▶ **EXTRACTED DATA**
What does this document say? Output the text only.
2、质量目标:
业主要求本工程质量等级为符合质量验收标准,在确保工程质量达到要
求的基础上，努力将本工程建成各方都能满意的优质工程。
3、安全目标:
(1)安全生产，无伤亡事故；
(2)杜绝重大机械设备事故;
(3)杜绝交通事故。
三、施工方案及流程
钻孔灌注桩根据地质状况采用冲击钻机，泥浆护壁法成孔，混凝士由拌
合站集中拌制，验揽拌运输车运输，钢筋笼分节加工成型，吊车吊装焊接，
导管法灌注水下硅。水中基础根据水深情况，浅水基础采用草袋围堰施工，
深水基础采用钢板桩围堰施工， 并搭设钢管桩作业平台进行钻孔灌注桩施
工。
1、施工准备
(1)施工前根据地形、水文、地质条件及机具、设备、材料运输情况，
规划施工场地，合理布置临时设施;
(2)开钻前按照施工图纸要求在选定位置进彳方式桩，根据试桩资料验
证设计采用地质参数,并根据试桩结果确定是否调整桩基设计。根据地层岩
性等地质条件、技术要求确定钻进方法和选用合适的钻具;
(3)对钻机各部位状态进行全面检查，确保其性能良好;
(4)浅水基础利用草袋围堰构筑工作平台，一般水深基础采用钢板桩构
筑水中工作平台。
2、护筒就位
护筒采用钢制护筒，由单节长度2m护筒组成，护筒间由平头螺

==

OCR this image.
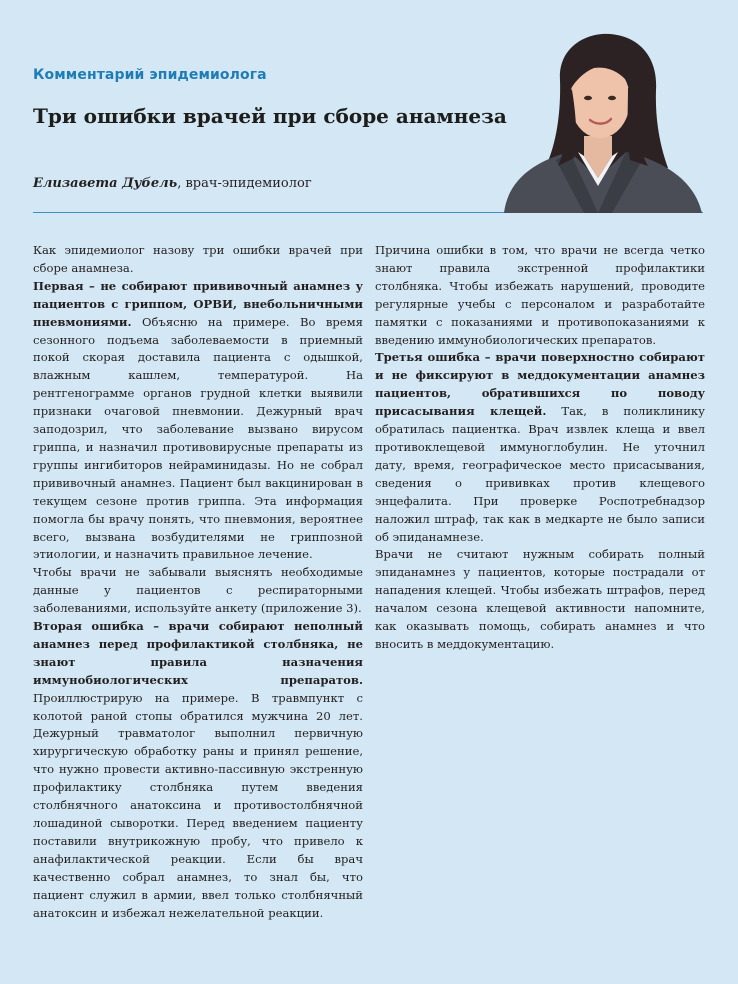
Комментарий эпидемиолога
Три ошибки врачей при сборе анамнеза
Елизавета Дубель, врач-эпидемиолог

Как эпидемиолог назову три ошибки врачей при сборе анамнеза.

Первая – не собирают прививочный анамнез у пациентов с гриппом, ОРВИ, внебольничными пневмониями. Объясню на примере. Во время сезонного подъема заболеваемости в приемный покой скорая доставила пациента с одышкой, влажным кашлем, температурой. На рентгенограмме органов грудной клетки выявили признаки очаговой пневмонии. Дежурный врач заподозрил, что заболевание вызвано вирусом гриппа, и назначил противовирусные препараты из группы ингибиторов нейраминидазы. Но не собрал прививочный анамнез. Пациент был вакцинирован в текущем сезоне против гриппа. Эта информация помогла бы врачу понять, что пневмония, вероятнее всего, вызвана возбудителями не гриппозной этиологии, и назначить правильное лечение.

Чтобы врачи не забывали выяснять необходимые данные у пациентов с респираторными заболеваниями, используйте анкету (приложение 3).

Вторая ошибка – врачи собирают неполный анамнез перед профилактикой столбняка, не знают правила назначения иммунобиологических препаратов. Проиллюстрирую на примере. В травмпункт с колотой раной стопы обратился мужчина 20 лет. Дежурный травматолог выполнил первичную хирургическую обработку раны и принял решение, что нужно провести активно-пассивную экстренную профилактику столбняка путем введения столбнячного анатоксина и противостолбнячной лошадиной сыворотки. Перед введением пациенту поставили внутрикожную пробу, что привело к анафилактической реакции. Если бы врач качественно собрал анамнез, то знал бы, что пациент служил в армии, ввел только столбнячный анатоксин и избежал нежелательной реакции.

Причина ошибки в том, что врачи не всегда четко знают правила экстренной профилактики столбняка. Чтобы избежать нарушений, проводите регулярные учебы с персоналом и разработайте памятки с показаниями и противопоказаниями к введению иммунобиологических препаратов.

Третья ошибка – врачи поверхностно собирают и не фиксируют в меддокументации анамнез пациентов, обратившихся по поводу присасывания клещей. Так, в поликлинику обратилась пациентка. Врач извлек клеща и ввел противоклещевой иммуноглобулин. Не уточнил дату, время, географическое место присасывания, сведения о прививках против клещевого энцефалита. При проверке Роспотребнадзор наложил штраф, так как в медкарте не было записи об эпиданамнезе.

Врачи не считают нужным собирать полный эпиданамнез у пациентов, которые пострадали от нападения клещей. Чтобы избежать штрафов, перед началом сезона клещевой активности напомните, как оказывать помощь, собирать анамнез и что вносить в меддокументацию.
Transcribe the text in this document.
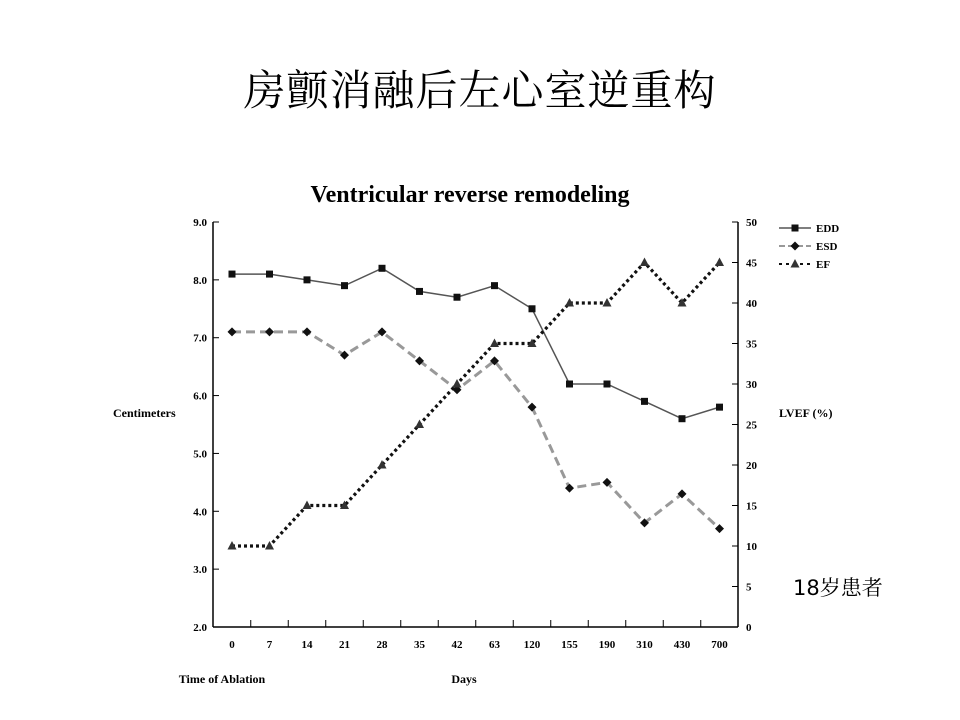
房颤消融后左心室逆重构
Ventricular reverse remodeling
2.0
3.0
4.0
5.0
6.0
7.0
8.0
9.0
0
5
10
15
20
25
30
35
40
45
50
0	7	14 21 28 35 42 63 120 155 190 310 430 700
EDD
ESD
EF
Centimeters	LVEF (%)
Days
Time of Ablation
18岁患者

▶ **STATED TASK**
Select every line in the material above where the string "document" occurs, and copy it.

▶ **CORRECT RESPONSE**
What does this document say? Output the text only.
Transcribe the text in this document.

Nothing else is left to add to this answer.